__SUPPLIED DATA__.
= = = = = = =

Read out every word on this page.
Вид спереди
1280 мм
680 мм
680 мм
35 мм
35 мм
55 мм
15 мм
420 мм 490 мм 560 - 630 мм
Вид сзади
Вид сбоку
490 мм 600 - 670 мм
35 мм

= = = = = = =

Reproduce the complete data exactly as presented above.

__OUTPUT BELOW__.
Read out every word on this page.
Вид спереди
1280 мм
680 мм
680 мм
35 мм
35 мм
55 мм
15 мм
420 мм 490 мм 560 - 630 мм
Вид сзади
Вид сбоку
490 мм 600 - 670 мм
35 мм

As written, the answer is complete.